── MATERIAL PROVIDED

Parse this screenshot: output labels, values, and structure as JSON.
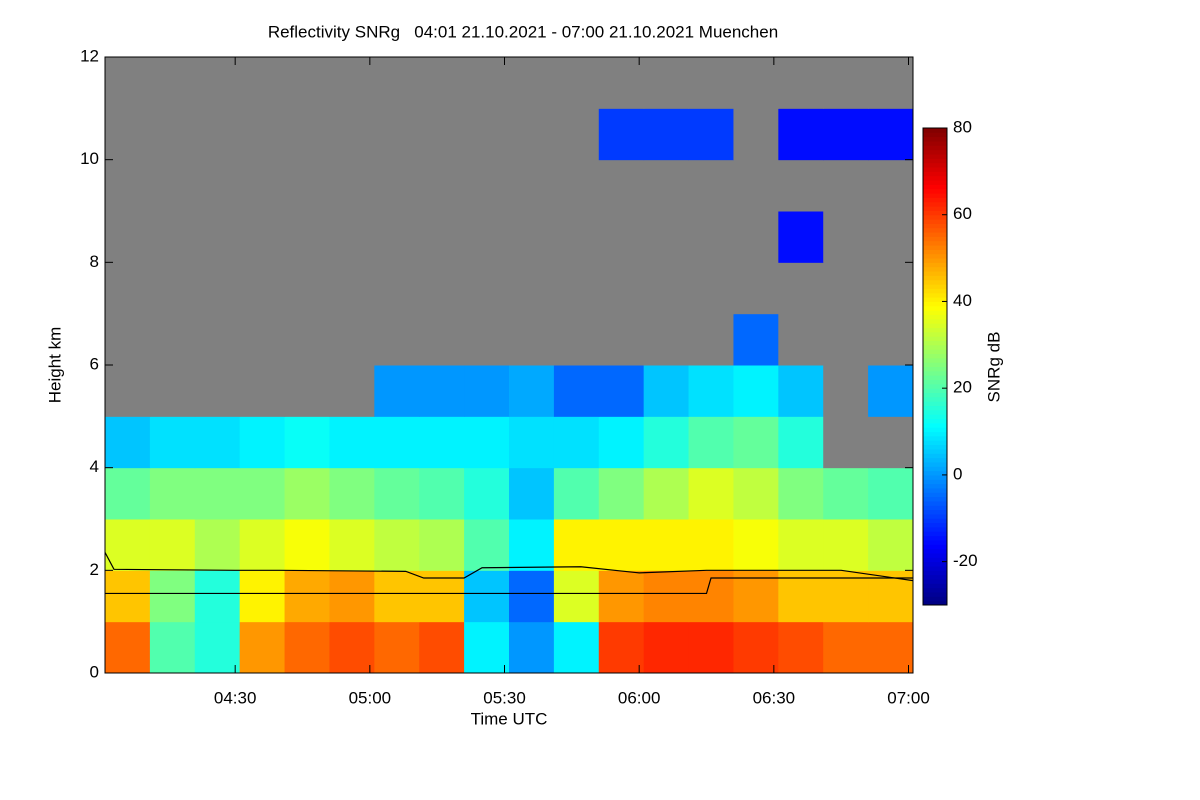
{
  "chart_data": {
    "type": "heatmap",
    "title": "Reflectivity SNRg   04:01 21.10.2021 - 07:00 21.10.2021 Muenchen",
    "xlabel": "Time UTC",
    "ylabel": "Height km",
    "colorbar_label": "SNRg dB",
    "xlim": [
      "04:01",
      "07:01"
    ],
    "xticks": [
      "04:30",
      "05:00",
      "05:30",
      "06:00",
      "06:30",
      "07:00"
    ],
    "ylim": [
      0,
      12
    ],
    "yticks": [
      0,
      2,
      4,
      6,
      8,
      10,
      12
    ],
    "zlim": [
      -30,
      80
    ],
    "zticks": [
      -20,
      0,
      20,
      40,
      60,
      80
    ],
    "null_color": "#808080",
    "x_bins": [
      "04:01",
      "04:11",
      "04:21",
      "04:31",
      "04:41",
      "04:51",
      "05:01",
      "05:11",
      "05:21",
      "05:31",
      "05:41",
      "05:51",
      "06:01",
      "06:11",
      "06:21",
      "06:31",
      "06:41",
      "06:51",
      "07:01"
    ],
    "y_bins": [
      0,
      1,
      2,
      3,
      4,
      5,
      6,
      7,
      8,
      9,
      10,
      11,
      12
    ],
    "z": [
      [
        55,
        20,
        15,
        50,
        55,
        58,
        55,
        58,
        10,
        0,
        10,
        60,
        62,
        62,
        60,
        58,
        55,
        55
      ],
      [
        45,
        25,
        15,
        40,
        48,
        50,
        45,
        45,
        5,
        -5,
        35,
        50,
        52,
        52,
        50,
        45,
        45,
        45
      ],
      [
        35,
        35,
        30,
        35,
        38,
        35,
        32,
        30,
        20,
        10,
        40,
        40,
        40,
        40,
        38,
        35,
        35,
        32
      ],
      [
        22,
        25,
        25,
        25,
        28,
        25,
        22,
        20,
        15,
        5,
        20,
        25,
        30,
        35,
        32,
        25,
        22,
        20
      ],
      [
        5,
        8,
        8,
        10,
        12,
        10,
        10,
        10,
        10,
        8,
        8,
        10,
        15,
        20,
        22,
        15,
        null,
        null
      ],
      [
        null,
        null,
        null,
        null,
        null,
        null,
        0,
        0,
        0,
        2,
        -5,
        -5,
        5,
        8,
        10,
        5,
        null,
        0
      ],
      [
        null,
        null,
        null,
        null,
        null,
        null,
        null,
        null,
        null,
        null,
        null,
        null,
        null,
        null,
        -5,
        null,
        null,
        null
      ],
      [
        null,
        null,
        null,
        null,
        null,
        null,
        null,
        null,
        null,
        null,
        null,
        null,
        null,
        null,
        null,
        null,
        null,
        null
      ],
      [
        null,
        null,
        null,
        null,
        null,
        null,
        null,
        null,
        null,
        null,
        null,
        null,
        null,
        null,
        null,
        -15,
        null,
        null
      ],
      [
        null,
        null,
        null,
        null,
        null,
        null,
        null,
        null,
        null,
        null,
        null,
        null,
        null,
        null,
        null,
        null,
        null,
        null
      ],
      [
        null,
        null,
        null,
        null,
        null,
        null,
        null,
        null,
        null,
        null,
        null,
        -10,
        -10,
        -10,
        null,
        -15,
        -15,
        -15
      ],
      [
        null,
        null,
        null,
        null,
        null,
        null,
        null,
        null,
        null,
        null,
        null,
        null,
        null,
        null,
        null,
        null,
        null,
        null
      ]
    ],
    "series": [
      {
        "color": "#000000",
        "x": [
          "04:01",
          "04:03",
          "04:30",
          "04:40",
          "05:08",
          "05:12",
          "05:21",
          "05:25",
          "05:47",
          "06:00",
          "06:15",
          "06:45",
          "07:01"
        ],
        "values": [
          2.35,
          2.02,
          2.0,
          2.0,
          1.98,
          1.85,
          1.85,
          2.05,
          2.07,
          1.95,
          2.0,
          2.0,
          1.8
        ]
      },
      {
        "color": "#000000",
        "x": [
          "04:01",
          "06:15",
          "06:16",
          "07:01"
        ],
        "values": [
          1.55,
          1.55,
          1.85,
          1.85
        ]
      }
    ]
  }
}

────

## [PROBLEM REQUIREMENTS]
Write out all the entries exactly, except for the pictures.

## [SOLUTION TO THE EXERCISE]
Parse this screenshot: output labels, values, and structure as JSON.
{
  "chart_data": {
    "type": "heatmap",
    "title": "Reflectivity SNRg   04:01 21.10.2021 - 07:00 21.10.2021 Muenchen",
    "xlabel": "Time UTC",
    "ylabel": "Height km",
    "colorbar_label": "SNRg dB",
    "xlim": [
      "04:01",
      "07:01"
    ],
    "xticks": [
      "04:30",
      "05:00",
      "05:30",
      "06:00",
      "06:30",
      "07:00"
    ],
    "ylim": [
      0,
      12
    ],
    "yticks": [
      0,
      2,
      4,
      6,
      8,
      10,
      12
    ],
    "zlim": [
      -30,
      80
    ],
    "zticks": [
      -20,
      0,
      20,
      40,
      60,
      80
    ],
    "null_color": "#808080",
    "x_bins": [
      "04:01",
      "04:11",
      "04:21",
      "04:31",
      "04:41",
      "04:51",
      "05:01",
      "05:11",
      "05:21",
      "05:31",
      "05:41",
      "05:51",
      "06:01",
      "06:11",
      "06:21",
      "06:31",
      "06:41",
      "06:51",
      "07:01"
    ],
    "y_bins": [
      0,
      1,
      2,
      3,
      4,
      5,
      6,
      7,
      8,
      9,
      10,
      11,
      12
    ],
    "z": [
      [
        55,
        20,
        15,
        50,
        55,
        58,
        55,
        58,
        10,
        0,
        10,
        60,
        62,
        62,
        60,
        58,
        55,
        55
      ],
      [
        45,
        25,
        15,
        40,
        48,
        50,
        45,
        45,
        5,
        -5,
        35,
        50,
        52,
        52,
        50,
        45,
        45,
        45
      ],
      [
        35,
        35,
        30,
        35,
        38,
        35,
        32,
        30,
        20,
        10,
        40,
        40,
        40,
        40,
        38,
        35,
        35,
        32
      ],
      [
        22,
        25,
        25,
        25,
        28,
        25,
        22,
        20,
        15,
        5,
        20,
        25,
        30,
        35,
        32,
        25,
        22,
        20
      ],
      [
        5,
        8,
        8,
        10,
        12,
        10,
        10,
        10,
        10,
        8,
        8,
        10,
        15,
        20,
        22,
        15,
        null,
        null
      ],
      [
        null,
        null,
        null,
        null,
        null,
        null,
        0,
        0,
        0,
        2,
        -5,
        -5,
        5,
        8,
        10,
        5,
        null,
        0
      ],
      [
        null,
        null,
        null,
        null,
        null,
        null,
        null,
        null,
        null,
        null,
        null,
        null,
        null,
        null,
        -5,
        null,
        null,
        null
      ],
      [
        null,
        null,
        null,
        null,
        null,
        null,
        null,
        null,
        null,
        null,
        null,
        null,
        null,
        null,
        null,
        null,
        null,
        null
      ],
      [
        null,
        null,
        null,
        null,
        null,
        null,
        null,
        null,
        null,
        null,
        null,
        null,
        null,
        null,
        null,
        -15,
        null,
        null
      ],
      [
        null,
        null,
        null,
        null,
        null,
        null,
        null,
        null,
        null,
        null,
        null,
        null,
        null,
        null,
        null,
        null,
        null,
        null
      ],
      [
        null,
        null,
        null,
        null,
        null,
        null,
        null,
        null,
        null,
        null,
        null,
        -10,
        -10,
        -10,
        null,
        -15,
        -15,
        -15
      ],
      [
        null,
        null,
        null,
        null,
        null,
        null,
        null,
        null,
        null,
        null,
        null,
        null,
        null,
        null,
        null,
        null,
        null,
        null
      ]
    ],
    "series": [
      {
        "color": "#000000",
        "x": [
          "04:01",
          "04:03",
          "04:30",
          "04:40",
          "05:08",
          "05:12",
          "05:21",
          "05:25",
          "05:47",
          "06:00",
          "06:15",
          "06:45",
          "07:01"
        ],
        "values": [
          2.35,
          2.02,
          2.0,
          2.0,
          1.98,
          1.85,
          1.85,
          2.05,
          2.07,
          1.95,
          2.0,
          2.0,
          1.8
        ]
      },
      {
        "color": "#000000",
        "x": [
          "04:01",
          "06:15",
          "06:16",
          "07:01"
        ],
        "values": [
          1.55,
          1.55,
          1.85,
          1.85
        ]
      }
    ]
  }
}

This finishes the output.